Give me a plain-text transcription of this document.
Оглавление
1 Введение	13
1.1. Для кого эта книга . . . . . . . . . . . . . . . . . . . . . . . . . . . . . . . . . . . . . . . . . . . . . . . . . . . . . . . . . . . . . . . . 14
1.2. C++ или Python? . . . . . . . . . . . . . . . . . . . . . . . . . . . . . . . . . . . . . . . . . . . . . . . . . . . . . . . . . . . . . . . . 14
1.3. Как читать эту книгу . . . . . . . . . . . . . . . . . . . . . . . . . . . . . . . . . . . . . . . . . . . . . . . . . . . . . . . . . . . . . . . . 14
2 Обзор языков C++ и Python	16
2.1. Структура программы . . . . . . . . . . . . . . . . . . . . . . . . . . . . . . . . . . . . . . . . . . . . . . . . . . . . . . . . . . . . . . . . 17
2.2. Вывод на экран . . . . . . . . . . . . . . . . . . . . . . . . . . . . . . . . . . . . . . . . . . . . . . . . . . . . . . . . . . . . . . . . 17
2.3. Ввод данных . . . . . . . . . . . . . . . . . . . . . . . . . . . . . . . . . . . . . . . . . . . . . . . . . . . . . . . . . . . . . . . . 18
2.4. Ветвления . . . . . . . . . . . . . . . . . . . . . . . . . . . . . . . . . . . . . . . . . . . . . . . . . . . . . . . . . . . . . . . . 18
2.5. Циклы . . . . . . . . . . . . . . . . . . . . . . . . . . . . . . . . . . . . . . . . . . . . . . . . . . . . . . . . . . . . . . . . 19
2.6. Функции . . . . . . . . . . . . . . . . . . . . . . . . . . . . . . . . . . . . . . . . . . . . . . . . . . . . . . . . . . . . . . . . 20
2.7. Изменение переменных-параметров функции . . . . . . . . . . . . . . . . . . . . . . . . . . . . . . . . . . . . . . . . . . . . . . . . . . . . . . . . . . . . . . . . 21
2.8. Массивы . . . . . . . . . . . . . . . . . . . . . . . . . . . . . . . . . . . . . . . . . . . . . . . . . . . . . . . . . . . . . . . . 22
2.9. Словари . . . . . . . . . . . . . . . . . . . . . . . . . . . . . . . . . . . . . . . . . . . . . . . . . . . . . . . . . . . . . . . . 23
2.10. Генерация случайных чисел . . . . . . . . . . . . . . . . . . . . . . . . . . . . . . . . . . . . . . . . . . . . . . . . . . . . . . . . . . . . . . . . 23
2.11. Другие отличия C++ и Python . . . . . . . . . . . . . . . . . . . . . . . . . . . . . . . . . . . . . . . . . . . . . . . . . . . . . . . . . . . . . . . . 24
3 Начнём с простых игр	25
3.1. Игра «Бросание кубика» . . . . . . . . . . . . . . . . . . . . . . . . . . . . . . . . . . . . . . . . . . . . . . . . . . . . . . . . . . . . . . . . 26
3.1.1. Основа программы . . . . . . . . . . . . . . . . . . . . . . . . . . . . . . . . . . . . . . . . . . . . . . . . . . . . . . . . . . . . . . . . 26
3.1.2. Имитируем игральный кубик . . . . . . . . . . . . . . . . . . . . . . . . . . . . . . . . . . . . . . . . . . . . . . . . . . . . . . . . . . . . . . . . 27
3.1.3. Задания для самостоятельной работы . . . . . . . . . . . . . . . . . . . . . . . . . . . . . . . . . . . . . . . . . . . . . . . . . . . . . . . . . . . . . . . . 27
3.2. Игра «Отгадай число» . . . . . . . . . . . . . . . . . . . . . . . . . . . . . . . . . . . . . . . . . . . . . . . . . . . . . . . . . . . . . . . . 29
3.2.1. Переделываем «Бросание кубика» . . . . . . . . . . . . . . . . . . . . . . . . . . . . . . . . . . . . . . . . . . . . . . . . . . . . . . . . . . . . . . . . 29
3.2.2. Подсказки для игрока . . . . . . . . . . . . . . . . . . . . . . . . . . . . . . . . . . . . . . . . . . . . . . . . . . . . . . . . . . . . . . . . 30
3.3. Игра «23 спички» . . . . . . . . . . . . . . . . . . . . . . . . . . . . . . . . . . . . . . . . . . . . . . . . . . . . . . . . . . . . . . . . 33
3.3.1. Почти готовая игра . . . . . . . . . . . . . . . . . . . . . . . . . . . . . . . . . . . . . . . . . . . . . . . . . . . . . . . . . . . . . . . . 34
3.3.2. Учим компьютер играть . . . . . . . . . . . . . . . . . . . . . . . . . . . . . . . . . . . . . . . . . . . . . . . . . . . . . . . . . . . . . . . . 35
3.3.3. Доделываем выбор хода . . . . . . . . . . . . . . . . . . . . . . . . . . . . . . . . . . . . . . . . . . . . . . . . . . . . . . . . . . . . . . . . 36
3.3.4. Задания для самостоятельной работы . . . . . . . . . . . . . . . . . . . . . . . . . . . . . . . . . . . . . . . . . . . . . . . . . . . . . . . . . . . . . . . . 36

--

EXERCISE AIM:
Find the string "программы" in the entries above and return each line that holds it.

FULL RESPONSE:
2.1. Структура программы . . . . . . . . . . . . . . . . . . . . . . . . . . . . . . . . . . . . . . . . . . . . . . . . . . . . . . . . . . . . . . . . 17
3.1.1. Основа программы . . . . . . . . . . . . . . . . . . . . . . . . . . . . . . . . . . . . . . . . . . . . . . . . . . . . . . . . . . . . . . . . 26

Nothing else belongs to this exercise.